* _DATA SHOWN_:
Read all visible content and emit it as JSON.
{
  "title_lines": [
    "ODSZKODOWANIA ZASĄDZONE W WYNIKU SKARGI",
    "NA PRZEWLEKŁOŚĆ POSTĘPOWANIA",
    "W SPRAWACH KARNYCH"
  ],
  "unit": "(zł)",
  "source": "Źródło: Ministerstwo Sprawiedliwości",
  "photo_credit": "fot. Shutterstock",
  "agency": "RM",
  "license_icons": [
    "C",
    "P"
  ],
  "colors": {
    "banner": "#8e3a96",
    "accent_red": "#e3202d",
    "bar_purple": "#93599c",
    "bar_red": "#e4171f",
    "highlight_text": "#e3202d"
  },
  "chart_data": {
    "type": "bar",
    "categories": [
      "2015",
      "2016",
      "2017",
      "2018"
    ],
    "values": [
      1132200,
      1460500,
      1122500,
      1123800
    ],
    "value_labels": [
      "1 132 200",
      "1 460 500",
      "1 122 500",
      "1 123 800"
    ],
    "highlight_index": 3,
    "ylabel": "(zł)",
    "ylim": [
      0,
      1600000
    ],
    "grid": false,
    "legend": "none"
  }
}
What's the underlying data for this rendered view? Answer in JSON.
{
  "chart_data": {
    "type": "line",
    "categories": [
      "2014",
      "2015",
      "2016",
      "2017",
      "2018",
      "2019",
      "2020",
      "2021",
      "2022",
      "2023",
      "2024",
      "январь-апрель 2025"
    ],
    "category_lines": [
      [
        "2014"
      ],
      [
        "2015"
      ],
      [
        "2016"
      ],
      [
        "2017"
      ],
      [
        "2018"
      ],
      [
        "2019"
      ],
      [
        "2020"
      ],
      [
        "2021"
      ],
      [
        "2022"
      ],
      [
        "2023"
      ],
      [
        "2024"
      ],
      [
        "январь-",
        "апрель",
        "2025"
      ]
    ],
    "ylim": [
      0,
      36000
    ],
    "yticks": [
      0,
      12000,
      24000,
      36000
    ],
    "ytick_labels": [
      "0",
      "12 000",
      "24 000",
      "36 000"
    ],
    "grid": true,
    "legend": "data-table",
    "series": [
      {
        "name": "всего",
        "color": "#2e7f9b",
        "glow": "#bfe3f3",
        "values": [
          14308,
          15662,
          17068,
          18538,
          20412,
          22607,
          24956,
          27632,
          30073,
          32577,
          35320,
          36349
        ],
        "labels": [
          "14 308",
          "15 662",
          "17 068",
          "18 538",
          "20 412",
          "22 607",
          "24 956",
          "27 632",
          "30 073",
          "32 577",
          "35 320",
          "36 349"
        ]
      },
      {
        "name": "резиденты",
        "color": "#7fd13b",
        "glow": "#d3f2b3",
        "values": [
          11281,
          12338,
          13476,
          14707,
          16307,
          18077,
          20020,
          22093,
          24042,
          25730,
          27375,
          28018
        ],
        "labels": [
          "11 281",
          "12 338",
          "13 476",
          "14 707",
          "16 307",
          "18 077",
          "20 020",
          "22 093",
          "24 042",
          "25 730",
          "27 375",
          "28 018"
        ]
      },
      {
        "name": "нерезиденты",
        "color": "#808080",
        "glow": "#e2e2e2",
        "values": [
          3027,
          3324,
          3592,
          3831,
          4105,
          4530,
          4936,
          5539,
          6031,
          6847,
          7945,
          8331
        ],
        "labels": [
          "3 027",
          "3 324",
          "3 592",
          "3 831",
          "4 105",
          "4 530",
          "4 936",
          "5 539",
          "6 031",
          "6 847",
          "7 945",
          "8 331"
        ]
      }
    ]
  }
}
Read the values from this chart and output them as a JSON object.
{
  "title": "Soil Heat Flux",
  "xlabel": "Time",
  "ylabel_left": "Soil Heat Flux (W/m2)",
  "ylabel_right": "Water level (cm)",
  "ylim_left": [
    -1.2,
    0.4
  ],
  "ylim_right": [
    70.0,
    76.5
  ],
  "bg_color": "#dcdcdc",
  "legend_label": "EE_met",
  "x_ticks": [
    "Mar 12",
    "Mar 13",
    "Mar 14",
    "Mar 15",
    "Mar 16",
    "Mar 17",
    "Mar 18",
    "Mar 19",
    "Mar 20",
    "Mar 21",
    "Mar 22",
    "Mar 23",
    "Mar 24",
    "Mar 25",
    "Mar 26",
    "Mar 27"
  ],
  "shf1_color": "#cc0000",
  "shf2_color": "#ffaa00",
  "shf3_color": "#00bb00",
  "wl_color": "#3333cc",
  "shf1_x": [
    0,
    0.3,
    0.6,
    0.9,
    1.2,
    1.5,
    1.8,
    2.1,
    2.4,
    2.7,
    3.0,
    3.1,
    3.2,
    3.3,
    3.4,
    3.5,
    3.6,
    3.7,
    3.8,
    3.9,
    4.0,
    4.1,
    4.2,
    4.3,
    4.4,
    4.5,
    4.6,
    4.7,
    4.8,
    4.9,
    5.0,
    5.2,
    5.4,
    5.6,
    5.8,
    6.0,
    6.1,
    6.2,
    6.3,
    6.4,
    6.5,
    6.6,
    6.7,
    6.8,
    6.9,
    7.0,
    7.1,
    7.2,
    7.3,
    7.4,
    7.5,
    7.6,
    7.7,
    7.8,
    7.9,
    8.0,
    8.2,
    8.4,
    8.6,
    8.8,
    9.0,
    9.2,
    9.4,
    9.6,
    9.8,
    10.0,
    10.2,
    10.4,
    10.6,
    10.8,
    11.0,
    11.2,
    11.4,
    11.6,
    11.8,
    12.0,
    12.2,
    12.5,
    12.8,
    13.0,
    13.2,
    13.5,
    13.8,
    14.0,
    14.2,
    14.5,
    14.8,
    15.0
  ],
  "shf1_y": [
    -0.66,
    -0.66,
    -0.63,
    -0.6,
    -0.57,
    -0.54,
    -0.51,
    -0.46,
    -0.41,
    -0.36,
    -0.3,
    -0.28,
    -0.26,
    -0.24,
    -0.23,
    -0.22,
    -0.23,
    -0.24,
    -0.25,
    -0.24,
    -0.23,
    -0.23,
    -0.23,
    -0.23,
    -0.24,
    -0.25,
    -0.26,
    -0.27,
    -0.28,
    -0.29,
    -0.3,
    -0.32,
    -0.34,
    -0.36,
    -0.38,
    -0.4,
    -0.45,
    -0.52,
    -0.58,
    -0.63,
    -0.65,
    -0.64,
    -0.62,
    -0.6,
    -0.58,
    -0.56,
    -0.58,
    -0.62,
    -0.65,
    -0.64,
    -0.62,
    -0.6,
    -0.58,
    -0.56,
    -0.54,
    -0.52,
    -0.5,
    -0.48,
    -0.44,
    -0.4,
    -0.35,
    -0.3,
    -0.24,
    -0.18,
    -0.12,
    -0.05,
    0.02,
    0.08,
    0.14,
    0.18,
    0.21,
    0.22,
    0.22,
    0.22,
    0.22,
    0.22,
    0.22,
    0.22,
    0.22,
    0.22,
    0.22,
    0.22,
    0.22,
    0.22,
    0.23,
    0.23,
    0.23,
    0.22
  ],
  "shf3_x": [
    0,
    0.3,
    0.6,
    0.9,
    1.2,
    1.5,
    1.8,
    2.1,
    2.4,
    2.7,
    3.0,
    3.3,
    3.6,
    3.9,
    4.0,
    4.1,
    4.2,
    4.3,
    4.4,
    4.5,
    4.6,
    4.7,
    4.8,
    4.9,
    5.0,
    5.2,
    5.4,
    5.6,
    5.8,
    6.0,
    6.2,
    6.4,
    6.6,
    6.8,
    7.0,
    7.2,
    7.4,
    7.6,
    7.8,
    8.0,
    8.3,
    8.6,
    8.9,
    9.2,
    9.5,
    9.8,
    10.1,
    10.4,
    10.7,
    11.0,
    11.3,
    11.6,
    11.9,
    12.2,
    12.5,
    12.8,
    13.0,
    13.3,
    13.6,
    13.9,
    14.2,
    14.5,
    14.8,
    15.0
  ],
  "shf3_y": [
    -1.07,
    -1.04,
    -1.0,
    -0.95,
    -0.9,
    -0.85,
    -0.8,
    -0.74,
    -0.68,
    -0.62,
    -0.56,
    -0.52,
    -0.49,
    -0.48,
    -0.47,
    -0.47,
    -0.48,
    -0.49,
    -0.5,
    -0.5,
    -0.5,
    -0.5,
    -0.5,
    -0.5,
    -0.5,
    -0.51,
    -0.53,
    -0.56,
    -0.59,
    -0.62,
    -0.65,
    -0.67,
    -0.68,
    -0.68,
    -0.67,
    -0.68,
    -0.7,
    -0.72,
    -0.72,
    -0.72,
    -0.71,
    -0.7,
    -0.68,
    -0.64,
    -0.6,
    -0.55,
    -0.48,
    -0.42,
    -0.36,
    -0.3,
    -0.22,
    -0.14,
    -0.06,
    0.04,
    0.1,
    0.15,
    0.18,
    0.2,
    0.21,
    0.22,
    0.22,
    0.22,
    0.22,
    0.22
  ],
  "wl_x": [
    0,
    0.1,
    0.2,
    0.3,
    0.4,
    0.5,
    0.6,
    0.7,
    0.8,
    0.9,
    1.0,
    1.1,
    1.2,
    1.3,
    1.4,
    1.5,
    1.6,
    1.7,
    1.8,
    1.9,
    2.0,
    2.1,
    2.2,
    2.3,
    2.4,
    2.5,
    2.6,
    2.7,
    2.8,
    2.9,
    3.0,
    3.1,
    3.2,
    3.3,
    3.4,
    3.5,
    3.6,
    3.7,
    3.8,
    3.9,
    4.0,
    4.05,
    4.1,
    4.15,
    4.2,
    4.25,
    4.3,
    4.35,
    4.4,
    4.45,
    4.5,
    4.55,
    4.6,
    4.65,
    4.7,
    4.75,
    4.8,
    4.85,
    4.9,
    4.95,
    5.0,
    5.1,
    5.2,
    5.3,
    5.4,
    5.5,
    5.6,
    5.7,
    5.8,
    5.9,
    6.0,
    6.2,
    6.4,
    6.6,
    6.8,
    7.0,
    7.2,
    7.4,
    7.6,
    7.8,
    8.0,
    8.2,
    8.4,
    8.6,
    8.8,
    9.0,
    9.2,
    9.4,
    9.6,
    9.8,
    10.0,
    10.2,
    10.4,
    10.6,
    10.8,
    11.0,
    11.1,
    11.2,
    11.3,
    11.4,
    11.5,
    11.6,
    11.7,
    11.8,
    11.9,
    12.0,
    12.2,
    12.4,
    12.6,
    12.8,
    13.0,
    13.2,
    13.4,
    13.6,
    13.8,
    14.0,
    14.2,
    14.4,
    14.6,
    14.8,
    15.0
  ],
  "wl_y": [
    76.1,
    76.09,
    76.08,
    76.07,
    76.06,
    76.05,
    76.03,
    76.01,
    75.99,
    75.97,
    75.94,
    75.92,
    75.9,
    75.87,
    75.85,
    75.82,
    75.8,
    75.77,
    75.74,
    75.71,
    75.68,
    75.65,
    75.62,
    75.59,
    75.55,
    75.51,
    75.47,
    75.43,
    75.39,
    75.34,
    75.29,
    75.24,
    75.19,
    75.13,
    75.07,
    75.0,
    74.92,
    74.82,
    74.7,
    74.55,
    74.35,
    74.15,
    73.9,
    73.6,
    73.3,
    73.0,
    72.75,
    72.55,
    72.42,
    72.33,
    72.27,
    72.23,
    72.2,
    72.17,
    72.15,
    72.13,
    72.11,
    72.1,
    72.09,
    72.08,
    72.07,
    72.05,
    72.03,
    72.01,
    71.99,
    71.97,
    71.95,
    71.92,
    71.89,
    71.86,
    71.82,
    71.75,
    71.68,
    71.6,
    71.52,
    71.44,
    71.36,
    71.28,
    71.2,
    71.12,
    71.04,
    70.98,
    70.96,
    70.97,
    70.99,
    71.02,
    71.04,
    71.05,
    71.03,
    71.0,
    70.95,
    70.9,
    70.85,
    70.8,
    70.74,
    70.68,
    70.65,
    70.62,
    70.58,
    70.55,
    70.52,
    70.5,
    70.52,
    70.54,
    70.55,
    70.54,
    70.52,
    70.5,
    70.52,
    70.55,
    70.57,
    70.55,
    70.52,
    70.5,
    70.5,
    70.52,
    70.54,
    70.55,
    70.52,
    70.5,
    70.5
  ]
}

* _WHAT IS REQUIRED_: Check each line above for the word "Heat", and copy the lines where it appears.

* _EXERCISE OUTPUT_:
  "title": "Soil Heat Flux",
  "ylabel_left": "Soil Heat Flux (W/m2)",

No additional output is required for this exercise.